-- BEGIN Input rows --

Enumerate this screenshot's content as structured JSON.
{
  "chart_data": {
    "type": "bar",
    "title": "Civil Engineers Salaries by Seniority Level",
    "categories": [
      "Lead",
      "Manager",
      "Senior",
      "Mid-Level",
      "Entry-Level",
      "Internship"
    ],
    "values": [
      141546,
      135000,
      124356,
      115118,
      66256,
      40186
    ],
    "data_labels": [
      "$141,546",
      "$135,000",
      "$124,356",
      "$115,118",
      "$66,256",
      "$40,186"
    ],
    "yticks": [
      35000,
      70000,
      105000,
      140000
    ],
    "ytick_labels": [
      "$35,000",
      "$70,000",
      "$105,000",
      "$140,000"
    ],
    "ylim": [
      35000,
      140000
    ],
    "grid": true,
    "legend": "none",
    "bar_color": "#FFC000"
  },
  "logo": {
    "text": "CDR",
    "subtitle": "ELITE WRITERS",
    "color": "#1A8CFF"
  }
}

-- END Input rows --

◆ Written exercise: Write out the full listing, keeping every line exactly as it is.

◆ Correct response:
Enumerate this screenshot's content as structured JSON.
{
  "chart_data": {
    "type": "bar",
    "title": "Civil Engineers Salaries by Seniority Level",
    "categories": [
      "Lead",
      "Manager",
      "Senior",
      "Mid-Level",
      "Entry-Level",
      "Internship"
    ],
    "values": [
      141546,
      135000,
      124356,
      115118,
      66256,
      40186
    ],
    "data_labels": [
      "$141,546",
      "$135,000",
      "$124,356",
      "$115,118",
      "$66,256",
      "$40,186"
    ],
    "yticks": [
      35000,
      70000,
      105000,
      140000
    ],
    "ytick_labels": [
      "$35,000",
      "$70,000",
      "$105,000",
      "$140,000"
    ],
    "ylim": [
      35000,
      140000
    ],
    "grid": true,
    "legend": "none",
    "bar_color": "#FFC000"
  },
  "logo": {
    "text": "CDR",
    "subtitle": "ELITE WRITERS",
    "color": "#1A8CFF"
  }
}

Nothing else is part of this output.